Material supplied:
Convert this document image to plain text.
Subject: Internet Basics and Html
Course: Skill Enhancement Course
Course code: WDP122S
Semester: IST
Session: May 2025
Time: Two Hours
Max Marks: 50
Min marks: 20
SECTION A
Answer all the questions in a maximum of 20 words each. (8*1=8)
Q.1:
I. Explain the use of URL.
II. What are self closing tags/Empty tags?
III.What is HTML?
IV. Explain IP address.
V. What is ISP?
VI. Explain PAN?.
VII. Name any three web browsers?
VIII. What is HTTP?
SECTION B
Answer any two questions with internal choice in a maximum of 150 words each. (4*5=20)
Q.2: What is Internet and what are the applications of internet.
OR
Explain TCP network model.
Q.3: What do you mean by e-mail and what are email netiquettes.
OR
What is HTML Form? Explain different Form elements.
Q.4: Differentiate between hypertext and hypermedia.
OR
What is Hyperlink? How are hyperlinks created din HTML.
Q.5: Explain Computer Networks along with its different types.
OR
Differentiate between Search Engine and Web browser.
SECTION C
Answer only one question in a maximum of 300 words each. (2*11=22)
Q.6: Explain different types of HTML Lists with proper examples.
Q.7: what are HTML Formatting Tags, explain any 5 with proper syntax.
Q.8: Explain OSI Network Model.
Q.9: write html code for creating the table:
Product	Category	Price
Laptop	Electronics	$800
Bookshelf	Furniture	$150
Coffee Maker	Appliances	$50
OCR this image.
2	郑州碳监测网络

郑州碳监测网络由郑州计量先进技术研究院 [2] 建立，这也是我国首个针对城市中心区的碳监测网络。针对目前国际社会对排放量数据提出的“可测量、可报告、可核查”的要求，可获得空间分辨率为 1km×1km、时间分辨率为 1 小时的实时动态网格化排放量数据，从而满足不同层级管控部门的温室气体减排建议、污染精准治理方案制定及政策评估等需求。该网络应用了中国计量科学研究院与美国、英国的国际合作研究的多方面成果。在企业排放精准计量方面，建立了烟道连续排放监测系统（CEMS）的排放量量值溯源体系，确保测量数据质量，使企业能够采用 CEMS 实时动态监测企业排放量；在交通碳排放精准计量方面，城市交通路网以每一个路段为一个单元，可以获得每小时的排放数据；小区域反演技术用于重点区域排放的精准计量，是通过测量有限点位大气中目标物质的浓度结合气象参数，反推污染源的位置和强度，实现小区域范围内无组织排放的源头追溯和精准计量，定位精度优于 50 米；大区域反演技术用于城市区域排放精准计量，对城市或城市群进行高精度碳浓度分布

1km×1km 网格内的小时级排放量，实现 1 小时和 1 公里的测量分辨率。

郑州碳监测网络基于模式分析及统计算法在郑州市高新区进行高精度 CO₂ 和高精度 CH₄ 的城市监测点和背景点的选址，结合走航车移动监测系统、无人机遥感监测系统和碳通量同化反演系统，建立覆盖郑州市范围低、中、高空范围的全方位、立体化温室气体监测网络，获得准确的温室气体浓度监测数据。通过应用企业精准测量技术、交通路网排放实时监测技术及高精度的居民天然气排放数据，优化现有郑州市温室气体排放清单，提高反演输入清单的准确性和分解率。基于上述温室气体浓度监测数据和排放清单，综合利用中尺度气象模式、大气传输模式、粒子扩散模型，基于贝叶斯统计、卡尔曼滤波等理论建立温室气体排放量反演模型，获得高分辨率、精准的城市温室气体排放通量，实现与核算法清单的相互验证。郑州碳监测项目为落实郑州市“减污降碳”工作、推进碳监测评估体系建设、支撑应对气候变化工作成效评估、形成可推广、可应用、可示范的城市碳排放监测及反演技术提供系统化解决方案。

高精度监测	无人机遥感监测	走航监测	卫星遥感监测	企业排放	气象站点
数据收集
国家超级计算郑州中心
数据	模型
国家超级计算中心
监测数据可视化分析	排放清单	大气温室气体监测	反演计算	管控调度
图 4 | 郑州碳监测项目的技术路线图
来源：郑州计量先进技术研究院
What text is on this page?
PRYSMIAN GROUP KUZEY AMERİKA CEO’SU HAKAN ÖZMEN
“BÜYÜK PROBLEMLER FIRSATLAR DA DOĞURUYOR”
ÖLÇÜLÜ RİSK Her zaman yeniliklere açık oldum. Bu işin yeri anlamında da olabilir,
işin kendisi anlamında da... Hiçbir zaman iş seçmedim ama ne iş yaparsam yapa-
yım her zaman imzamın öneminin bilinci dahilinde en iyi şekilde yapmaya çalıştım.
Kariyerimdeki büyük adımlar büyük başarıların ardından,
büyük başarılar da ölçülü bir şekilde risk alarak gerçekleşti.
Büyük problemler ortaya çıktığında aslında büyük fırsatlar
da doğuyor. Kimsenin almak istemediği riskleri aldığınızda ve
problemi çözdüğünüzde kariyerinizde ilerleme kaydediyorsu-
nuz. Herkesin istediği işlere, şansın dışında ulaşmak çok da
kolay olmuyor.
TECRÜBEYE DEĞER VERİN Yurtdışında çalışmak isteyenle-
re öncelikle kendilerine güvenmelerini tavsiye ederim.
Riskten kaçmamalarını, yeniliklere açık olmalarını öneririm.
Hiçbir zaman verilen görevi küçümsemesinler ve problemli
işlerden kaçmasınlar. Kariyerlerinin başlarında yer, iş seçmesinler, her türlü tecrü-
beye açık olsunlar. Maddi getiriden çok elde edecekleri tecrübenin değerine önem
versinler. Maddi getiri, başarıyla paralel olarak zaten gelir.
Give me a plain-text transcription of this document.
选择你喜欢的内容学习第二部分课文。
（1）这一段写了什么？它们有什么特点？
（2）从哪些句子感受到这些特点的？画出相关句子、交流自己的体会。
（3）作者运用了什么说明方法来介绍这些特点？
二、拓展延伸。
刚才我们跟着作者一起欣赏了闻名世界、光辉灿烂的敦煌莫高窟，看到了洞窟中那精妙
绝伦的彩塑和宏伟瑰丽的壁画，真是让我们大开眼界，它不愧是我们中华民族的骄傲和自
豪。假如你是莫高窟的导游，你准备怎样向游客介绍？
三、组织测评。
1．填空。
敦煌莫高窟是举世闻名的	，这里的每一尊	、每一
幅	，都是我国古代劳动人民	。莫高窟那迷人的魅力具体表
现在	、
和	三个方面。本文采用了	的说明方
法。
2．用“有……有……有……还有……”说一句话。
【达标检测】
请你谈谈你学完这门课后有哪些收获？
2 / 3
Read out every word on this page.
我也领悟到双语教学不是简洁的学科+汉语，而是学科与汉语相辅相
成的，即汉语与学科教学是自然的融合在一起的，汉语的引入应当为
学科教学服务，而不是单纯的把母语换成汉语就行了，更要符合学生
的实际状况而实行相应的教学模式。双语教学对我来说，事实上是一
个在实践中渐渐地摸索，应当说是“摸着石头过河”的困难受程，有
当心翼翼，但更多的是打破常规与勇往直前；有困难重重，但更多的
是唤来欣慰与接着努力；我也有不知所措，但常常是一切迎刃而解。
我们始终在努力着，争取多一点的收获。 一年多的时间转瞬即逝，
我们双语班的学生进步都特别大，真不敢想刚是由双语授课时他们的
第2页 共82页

Stated task:
Copy out every line holding the string "document".

Response to this task:
Convert this document image to plain text.
Give me a plain-text transcription of this document.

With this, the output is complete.